-- START SELECTED PASSAGE --
Prologue : A teacher is one who wants to teach you, a ‘Guru’ is one who makes you learn. A students idea is ‘to be’, whereas a disciple (shishya) is the one who wants ‘to become’. In other words a student is looking for change while a disciple is aspiring to transform.

Whatever I say is with this context in mind.

___________________________________________________________________________________

Many years back, must be my secondary school days, if i remember it well, around my wonder years,  back in time when I was studying in 8th or 9th grade, I happened to read a story. This story has had a lasting impact on my thought process. I do not clearly remember that story and its context, but it is this one scene from the story which has stayed with me and shaped my understanding. It goes like this.

A young disciple, completely devoted to his guru, was someone who was committed to follow on the path shown by his guru. He had this habit of always going to his guru whenever in some critical decision making situation. And the Guru would readily guide him out during each such instance; in the process the guru would enlighten the disciple. One fine day, in a similar situation as the disciple reaches out to his Guru, the Guru doesn’t offer him any guidance. The disciple is astonished and couldn’t believe this fact. The Guru sends him back by saying “Son, I have given you enough, I leave you now to imbibe all of that, find your own path, and make your own experiences. Its time you take your decisions without me.”

Now this incident from the story found its way deep within myself. Over different periods of my existence this story has provided me different lessons. It started with me believing that a ‘guru’ can only take one this far. One cannot have a guide to eternity. At some later stages i realized the importance of ‘swadhyay’ or ‘learning by self’. Further ahead I understood that it will all be fruitless if one does not learn to take his/her own decisions.
-- END SELECTED PASSAGE --
-- START INFORMATION PROVIDED --
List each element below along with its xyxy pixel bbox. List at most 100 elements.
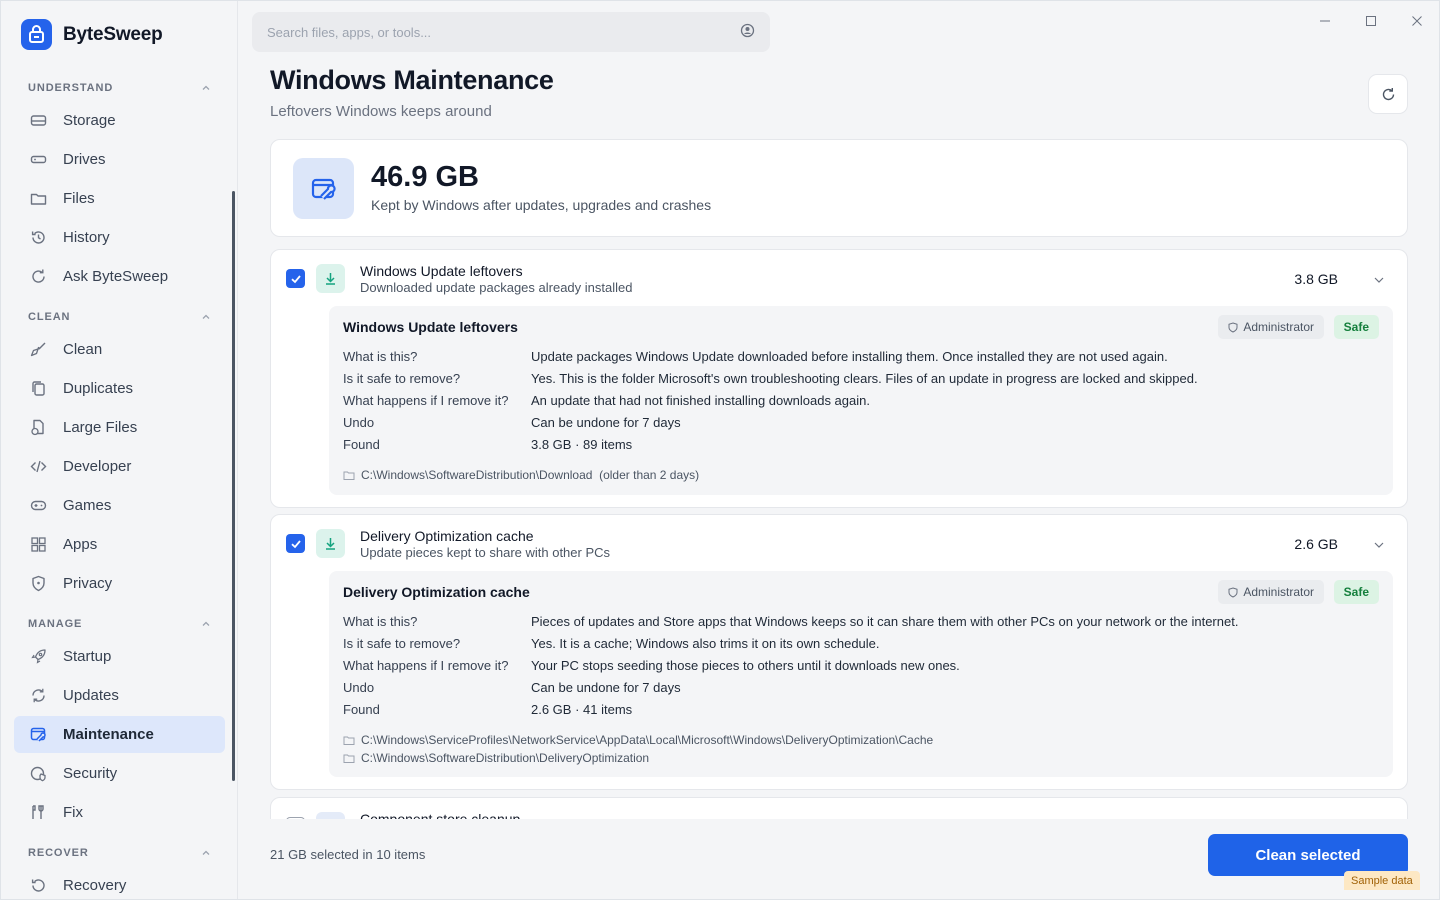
-- END INFORMATION PROVIDED --
*EXERCISE SET*:
1. In the passage about the guru and the disciple, list each thing the Guru tells the disciple to do when he sends him back.
2. Go on with the passage about the guru and the disciple from the point where it stops.

*THE RESPONSES*:
1.
- Imbibe all of that
- Find his own path
- Make his own experiences
- Take his decisions without the Guru

2.
Over many summers of my existence I was fortunate to come across many learned people and many loving teachers. It was quite later in my young life that i discovered a ‘Guru’. It was destined for me to get my greatest lessons from this one person. However the above story was always a part of me, and hence in spite of total surrender I never actually became dependent. That infinite love and reverence can thrive and still one remains boundless was a unique experience and a learning for me. Secondly I knew that the physical proximity and one-to-one transfer of knowledge with the ‘Guru’ can only happen till a limited period of time. This understanding fueled my urge to learn and make the most of those transactions. Many individuals close to me, around that period, sensed a transformation in me, they sensed an urgency in me; I could not explain it to them, than, but deep down i knew that i need to build myself to a level from where I can be on my own. Also I never wanted to come to a point, like the boy in that story had to, where my Guru feels that his disciple has not learned to be on his own.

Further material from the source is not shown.